Find every line in the listing that contains the string "réponse", and copy each of those lines.

**SUPPLIED INFORMATION:**
***

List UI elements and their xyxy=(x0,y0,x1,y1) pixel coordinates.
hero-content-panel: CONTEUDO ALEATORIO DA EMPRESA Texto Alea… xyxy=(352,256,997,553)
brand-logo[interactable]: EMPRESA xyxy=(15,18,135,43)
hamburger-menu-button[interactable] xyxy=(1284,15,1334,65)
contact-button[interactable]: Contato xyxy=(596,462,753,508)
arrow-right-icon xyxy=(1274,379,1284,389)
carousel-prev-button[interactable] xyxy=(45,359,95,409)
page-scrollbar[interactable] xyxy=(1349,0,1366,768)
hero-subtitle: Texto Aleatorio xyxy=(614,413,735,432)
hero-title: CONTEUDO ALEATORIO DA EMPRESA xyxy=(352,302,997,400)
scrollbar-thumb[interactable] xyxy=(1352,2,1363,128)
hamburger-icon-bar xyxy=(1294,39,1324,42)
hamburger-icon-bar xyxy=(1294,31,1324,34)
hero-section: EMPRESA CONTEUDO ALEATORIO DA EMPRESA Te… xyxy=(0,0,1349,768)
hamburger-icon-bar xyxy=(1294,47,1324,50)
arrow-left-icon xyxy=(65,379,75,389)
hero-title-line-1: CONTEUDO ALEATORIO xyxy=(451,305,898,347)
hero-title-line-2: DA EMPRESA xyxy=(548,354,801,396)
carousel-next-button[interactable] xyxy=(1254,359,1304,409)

***

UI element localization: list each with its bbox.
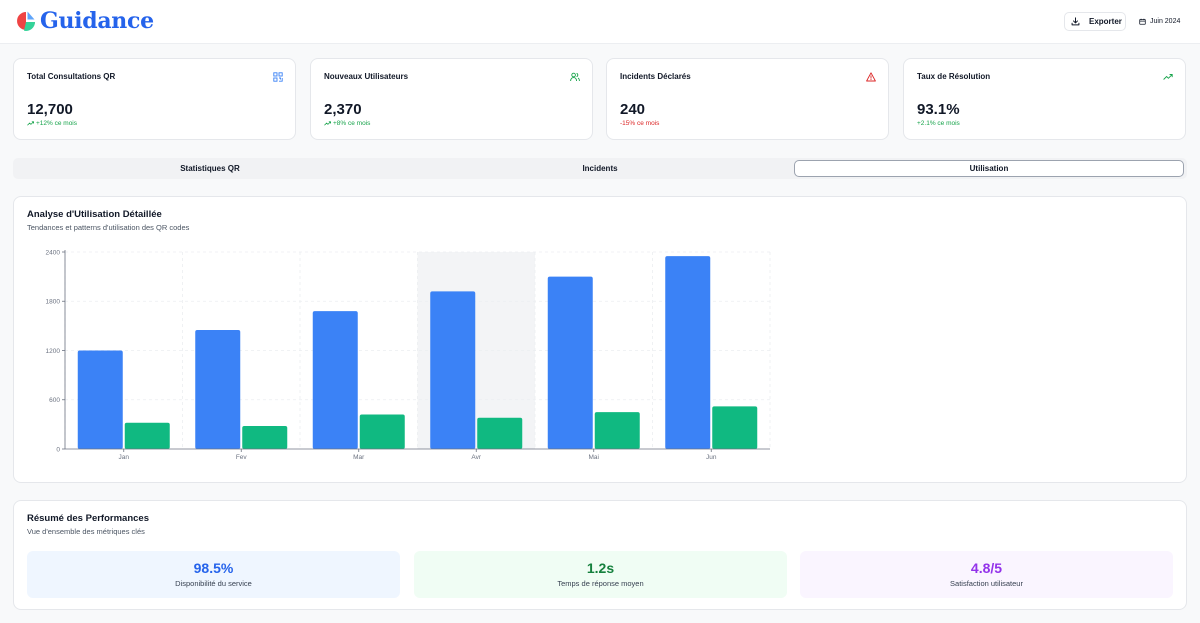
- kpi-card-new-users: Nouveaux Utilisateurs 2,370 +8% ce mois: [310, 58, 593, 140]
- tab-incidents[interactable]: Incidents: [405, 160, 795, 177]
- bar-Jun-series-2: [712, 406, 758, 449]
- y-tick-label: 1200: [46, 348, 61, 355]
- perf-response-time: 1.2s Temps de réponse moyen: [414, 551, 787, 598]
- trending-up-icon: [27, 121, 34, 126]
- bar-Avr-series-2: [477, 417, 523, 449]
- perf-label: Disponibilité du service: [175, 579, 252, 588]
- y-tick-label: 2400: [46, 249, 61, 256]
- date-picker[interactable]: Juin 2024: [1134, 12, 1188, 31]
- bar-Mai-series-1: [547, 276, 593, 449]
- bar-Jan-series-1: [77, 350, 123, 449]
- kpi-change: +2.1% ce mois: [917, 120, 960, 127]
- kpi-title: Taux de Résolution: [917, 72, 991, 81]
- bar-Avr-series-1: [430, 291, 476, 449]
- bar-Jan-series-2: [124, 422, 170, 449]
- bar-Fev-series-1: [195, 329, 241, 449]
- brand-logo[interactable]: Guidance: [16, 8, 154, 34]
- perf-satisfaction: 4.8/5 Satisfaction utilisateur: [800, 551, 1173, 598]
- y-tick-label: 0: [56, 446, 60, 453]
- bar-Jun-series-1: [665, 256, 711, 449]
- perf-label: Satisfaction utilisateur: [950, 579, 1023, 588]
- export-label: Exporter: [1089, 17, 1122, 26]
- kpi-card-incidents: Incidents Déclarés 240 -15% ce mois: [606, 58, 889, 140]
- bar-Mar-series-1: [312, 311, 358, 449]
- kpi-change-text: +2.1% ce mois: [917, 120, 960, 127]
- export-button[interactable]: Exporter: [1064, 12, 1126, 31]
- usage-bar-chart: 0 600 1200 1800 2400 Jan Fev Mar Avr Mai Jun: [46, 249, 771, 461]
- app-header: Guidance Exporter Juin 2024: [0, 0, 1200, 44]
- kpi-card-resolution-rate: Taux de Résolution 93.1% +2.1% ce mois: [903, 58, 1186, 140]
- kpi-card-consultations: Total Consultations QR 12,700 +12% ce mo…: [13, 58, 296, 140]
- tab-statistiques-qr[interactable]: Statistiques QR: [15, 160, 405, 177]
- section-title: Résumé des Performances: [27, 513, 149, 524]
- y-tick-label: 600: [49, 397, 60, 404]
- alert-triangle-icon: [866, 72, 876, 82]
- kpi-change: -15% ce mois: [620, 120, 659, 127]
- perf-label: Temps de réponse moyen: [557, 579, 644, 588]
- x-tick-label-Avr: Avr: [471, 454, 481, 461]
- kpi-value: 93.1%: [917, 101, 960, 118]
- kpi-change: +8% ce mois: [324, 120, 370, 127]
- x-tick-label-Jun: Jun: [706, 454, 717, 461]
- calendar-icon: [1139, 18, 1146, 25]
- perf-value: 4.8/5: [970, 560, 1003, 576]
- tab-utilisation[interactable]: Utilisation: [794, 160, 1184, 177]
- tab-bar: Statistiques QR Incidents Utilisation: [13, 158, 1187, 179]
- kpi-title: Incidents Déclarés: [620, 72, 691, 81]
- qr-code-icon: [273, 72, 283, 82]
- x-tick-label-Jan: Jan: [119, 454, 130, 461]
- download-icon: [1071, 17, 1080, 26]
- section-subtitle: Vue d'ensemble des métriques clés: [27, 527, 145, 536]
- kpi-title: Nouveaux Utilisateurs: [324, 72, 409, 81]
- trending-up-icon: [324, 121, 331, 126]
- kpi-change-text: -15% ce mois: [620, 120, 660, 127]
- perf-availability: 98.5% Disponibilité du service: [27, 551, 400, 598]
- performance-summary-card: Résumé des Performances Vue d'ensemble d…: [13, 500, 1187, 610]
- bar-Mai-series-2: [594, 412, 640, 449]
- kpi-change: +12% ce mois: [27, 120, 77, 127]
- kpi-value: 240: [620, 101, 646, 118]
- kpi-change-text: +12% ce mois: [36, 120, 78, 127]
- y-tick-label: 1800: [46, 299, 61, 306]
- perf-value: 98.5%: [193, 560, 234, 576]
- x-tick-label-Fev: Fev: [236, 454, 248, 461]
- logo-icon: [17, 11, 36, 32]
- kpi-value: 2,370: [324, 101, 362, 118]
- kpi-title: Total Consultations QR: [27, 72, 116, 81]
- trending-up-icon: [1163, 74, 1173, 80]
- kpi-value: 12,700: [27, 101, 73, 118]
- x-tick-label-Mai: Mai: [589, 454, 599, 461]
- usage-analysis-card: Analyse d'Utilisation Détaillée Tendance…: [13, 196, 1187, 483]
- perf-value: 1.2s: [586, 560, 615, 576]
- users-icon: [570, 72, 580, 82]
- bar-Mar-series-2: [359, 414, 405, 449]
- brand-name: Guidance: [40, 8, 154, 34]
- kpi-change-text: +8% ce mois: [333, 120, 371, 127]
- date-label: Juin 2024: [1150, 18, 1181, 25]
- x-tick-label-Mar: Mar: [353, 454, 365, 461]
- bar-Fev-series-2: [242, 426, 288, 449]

***

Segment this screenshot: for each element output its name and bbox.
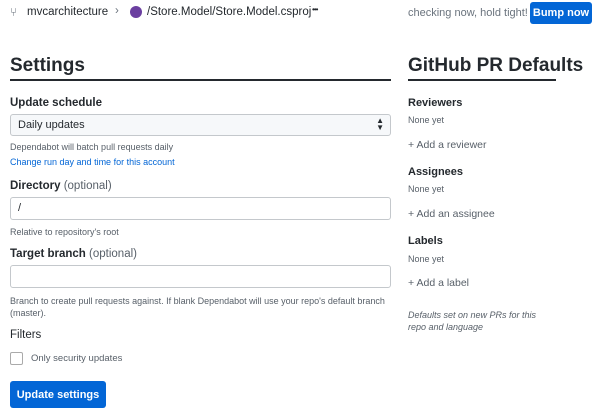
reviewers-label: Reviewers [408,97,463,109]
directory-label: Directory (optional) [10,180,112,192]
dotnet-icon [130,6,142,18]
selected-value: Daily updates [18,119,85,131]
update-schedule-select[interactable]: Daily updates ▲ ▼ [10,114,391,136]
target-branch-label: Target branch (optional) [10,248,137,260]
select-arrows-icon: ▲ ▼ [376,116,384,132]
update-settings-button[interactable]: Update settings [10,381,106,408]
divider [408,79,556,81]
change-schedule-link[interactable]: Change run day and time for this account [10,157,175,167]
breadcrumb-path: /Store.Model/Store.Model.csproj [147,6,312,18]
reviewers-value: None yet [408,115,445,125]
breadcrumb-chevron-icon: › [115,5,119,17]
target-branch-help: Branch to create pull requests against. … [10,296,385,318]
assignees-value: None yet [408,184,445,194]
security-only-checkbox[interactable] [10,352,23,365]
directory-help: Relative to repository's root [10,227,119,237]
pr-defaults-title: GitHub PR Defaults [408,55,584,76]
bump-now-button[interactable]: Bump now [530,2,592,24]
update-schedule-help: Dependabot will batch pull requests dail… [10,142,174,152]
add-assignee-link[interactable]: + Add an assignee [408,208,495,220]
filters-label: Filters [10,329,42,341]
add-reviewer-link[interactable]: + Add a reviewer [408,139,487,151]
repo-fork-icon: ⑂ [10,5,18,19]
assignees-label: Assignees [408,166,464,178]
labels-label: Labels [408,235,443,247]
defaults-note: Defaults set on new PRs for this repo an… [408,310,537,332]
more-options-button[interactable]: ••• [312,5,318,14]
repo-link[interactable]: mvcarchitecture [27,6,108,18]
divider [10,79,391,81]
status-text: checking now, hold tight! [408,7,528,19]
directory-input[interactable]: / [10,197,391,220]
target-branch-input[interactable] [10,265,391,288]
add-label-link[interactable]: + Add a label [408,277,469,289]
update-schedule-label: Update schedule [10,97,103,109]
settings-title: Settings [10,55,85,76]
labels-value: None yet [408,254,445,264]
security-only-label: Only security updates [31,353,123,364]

***

**CORRECT OUTPUT:**
- perf-response-time: 1.2s Temps de réponse moyen: [414, 551, 787, 598]
- perf-label: Temps de réponse moyen: [557, 579, 644, 588]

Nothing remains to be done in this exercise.